What is asked: Copy out the lines of the listing below word for word, starting with the line containing "server-rack-icon bbox=[358, 152, 422, 210]" and ending with the line containing "search-icon bbox=[802, 19, 820, 37]".

═══ Data listing

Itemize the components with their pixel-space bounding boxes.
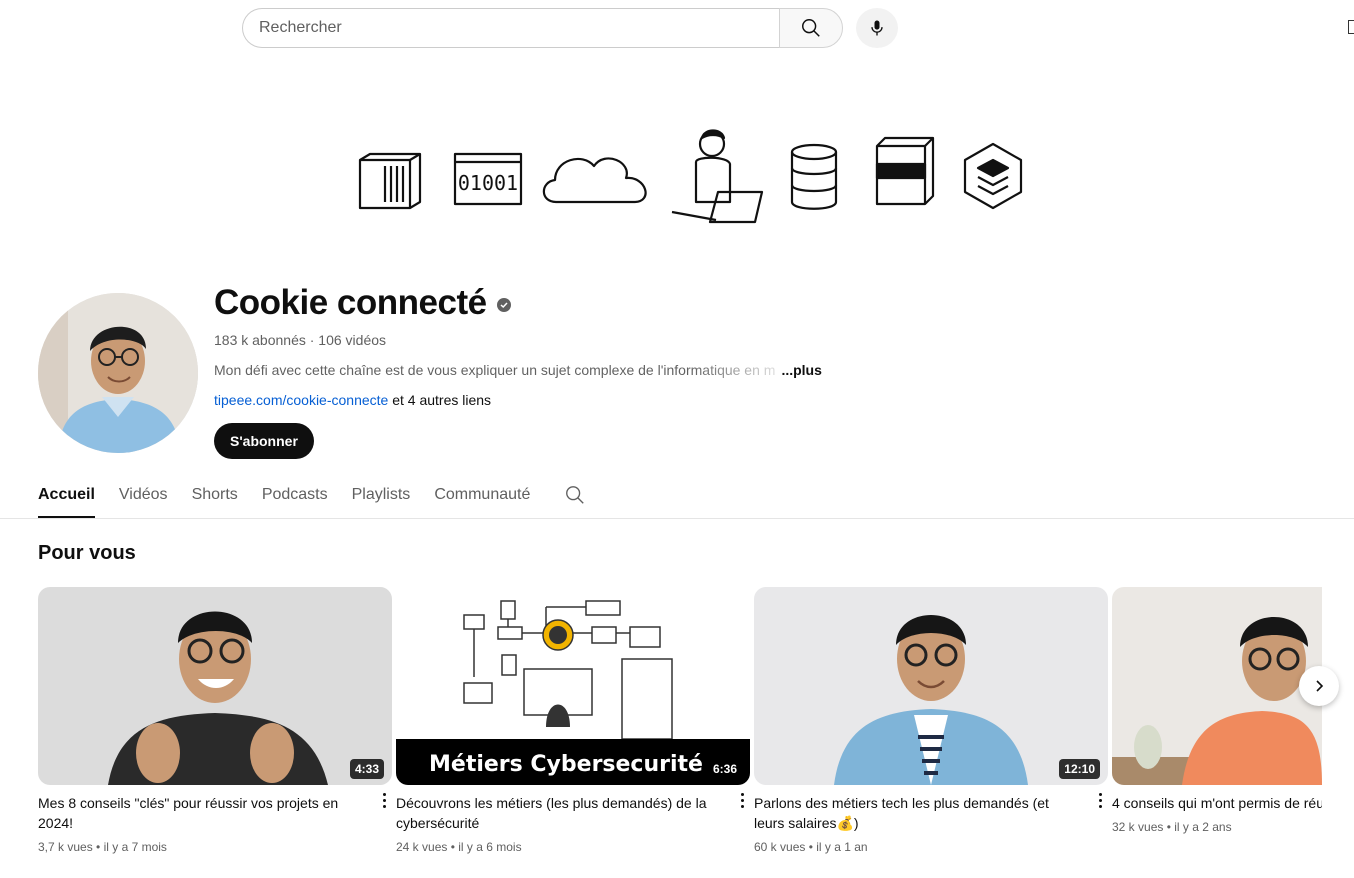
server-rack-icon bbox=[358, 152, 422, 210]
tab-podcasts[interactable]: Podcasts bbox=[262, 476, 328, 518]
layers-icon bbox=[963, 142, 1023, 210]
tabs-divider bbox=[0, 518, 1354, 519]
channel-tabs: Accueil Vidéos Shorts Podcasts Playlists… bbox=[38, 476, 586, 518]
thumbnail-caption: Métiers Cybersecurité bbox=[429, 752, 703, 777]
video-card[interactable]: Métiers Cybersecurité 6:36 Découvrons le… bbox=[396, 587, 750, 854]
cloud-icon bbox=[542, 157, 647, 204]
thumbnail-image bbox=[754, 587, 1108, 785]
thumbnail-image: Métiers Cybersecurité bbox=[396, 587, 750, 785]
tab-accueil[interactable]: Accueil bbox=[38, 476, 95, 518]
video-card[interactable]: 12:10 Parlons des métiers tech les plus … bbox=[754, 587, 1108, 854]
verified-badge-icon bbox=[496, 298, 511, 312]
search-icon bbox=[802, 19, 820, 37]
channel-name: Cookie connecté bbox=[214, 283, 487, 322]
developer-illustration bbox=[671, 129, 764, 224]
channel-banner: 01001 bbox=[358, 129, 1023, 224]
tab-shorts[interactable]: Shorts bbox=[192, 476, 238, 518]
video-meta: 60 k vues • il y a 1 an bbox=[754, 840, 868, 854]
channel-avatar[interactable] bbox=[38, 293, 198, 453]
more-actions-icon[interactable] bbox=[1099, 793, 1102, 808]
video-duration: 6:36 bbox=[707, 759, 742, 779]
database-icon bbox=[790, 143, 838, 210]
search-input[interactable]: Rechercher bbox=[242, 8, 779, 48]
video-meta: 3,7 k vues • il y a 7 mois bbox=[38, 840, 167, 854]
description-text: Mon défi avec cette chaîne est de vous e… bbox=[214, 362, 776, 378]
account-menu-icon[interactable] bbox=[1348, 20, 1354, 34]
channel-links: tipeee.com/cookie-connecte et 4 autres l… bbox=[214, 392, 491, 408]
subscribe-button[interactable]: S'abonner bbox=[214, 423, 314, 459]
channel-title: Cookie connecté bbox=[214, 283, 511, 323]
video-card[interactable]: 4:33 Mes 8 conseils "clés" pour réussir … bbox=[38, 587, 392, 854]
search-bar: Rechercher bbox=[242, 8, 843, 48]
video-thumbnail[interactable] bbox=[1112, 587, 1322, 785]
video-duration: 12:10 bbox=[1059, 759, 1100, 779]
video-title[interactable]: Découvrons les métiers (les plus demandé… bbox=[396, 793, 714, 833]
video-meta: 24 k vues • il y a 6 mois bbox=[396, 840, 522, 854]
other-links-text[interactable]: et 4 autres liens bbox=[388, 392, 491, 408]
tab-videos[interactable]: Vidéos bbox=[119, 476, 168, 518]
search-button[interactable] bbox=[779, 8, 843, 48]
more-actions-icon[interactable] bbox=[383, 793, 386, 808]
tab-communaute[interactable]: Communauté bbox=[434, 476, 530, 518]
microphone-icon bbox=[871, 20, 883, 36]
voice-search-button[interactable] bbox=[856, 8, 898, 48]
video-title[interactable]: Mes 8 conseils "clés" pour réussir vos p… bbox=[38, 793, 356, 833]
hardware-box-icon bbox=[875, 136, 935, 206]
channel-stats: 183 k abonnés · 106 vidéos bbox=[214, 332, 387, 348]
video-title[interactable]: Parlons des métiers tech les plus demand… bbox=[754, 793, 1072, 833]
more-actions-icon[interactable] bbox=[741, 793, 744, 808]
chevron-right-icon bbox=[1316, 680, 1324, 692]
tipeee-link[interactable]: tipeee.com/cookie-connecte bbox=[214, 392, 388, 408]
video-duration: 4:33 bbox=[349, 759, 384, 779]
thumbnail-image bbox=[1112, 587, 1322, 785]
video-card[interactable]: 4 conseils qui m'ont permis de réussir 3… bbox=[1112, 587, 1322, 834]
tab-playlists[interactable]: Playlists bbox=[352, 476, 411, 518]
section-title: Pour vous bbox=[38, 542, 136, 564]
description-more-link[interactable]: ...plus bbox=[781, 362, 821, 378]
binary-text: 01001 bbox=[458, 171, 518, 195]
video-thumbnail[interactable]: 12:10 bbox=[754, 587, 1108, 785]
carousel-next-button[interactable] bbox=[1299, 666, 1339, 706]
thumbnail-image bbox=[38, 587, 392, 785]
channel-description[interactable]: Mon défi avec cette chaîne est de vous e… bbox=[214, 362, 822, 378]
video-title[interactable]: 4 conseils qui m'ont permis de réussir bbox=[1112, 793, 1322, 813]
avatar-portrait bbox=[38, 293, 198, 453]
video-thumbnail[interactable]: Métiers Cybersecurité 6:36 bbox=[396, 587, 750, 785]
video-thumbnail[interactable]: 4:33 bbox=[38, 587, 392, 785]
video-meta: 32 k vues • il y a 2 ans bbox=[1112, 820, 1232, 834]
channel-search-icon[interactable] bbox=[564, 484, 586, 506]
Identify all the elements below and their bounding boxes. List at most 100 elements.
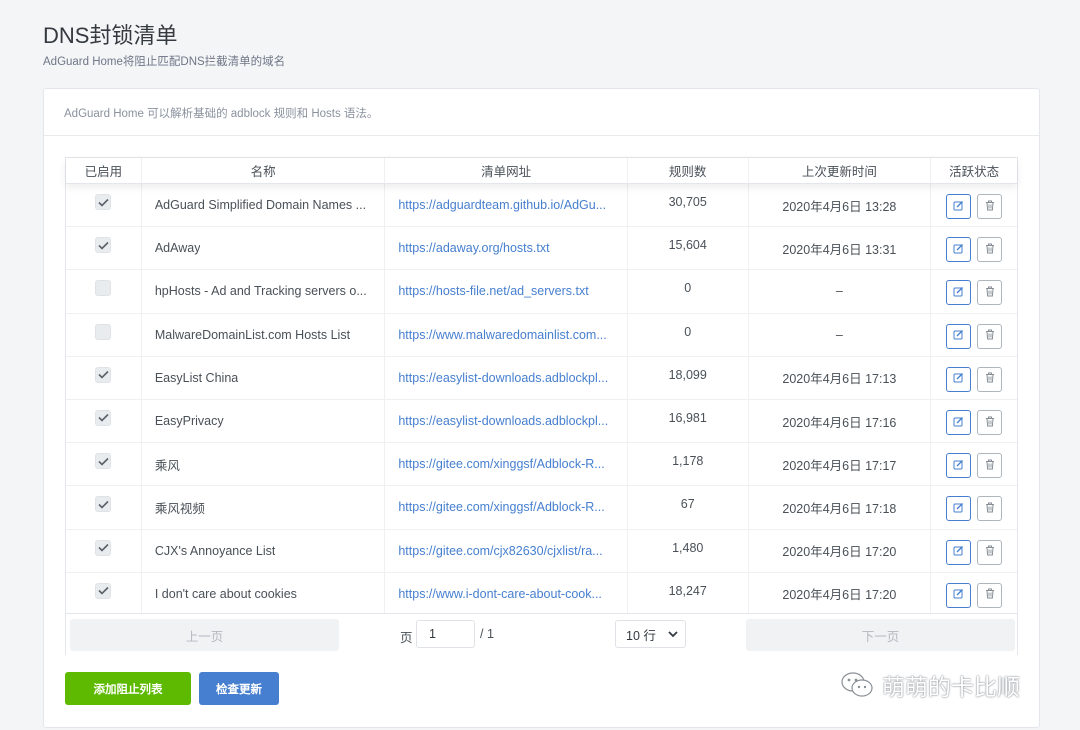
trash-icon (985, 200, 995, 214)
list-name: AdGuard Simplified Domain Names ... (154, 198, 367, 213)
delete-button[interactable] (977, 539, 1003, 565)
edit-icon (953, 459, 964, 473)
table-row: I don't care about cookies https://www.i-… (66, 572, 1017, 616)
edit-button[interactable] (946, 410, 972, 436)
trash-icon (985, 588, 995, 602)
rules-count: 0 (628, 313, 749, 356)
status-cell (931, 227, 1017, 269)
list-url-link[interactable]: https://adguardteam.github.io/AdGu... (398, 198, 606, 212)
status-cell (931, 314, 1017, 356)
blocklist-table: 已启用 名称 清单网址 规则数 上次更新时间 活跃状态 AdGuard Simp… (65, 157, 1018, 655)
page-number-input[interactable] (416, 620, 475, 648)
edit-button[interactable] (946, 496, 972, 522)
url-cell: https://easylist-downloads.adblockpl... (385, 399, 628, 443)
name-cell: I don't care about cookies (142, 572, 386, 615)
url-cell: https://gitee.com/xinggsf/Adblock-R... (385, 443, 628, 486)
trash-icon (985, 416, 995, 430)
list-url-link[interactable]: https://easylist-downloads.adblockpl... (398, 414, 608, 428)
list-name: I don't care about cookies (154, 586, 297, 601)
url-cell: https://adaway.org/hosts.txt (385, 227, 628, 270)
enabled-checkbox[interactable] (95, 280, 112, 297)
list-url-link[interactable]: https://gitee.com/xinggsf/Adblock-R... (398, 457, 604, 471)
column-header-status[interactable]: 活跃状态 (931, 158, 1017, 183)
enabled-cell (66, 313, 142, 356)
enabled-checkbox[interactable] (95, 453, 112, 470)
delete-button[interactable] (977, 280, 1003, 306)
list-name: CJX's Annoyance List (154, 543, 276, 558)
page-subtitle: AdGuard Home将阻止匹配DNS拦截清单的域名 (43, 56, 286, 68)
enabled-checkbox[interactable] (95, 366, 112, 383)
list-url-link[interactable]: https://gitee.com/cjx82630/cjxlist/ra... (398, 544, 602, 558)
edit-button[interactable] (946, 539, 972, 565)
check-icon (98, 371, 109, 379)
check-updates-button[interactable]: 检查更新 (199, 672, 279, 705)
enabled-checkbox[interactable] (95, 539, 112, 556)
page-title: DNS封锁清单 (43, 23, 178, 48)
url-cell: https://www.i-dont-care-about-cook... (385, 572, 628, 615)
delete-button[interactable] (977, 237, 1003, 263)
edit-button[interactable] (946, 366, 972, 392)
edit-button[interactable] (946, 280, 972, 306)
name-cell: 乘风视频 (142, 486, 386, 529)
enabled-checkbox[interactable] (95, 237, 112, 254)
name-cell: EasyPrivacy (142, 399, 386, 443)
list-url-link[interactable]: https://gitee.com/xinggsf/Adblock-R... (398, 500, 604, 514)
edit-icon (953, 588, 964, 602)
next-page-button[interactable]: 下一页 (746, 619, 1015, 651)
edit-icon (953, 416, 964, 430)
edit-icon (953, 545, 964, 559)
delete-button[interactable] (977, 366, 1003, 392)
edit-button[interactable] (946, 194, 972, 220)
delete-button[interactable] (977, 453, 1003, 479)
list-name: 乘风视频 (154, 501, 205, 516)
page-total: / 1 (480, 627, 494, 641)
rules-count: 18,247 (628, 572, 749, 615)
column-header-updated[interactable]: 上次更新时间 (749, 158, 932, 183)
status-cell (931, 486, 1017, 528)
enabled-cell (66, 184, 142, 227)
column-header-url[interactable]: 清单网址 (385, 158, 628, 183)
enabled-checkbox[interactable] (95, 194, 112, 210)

══════

Worked solution:
server-rack-icon bbox=[358, 152, 422, 210]
tab-podcasts[interactable]: Podcasts bbox=[262, 476, 328, 518]
layers-icon bbox=[963, 142, 1023, 210]
tabs-divider bbox=[0, 518, 1354, 519]
channel-tabs: Accueil Vidéos Shorts Podcasts Playlists… bbox=[38, 476, 586, 518]
thumbnail-caption: Métiers Cybersecurité bbox=[429, 752, 703, 777]
video-card[interactable]: Métiers Cybersecurité 6:36 Découvrons le… bbox=[396, 587, 750, 854]
cloud-icon bbox=[542, 157, 647, 204]
thumbnail-image bbox=[754, 587, 1108, 785]
thumbnail-image: Métiers Cybersecurité bbox=[396, 587, 750, 785]
tab-accueil[interactable]: Accueil bbox=[38, 476, 95, 518]
video-card[interactable]: 12:10 Parlons des métiers tech les plus … bbox=[754, 587, 1108, 854]
verified-badge-icon bbox=[496, 298, 511, 312]
search-icon bbox=[802, 19, 820, 37]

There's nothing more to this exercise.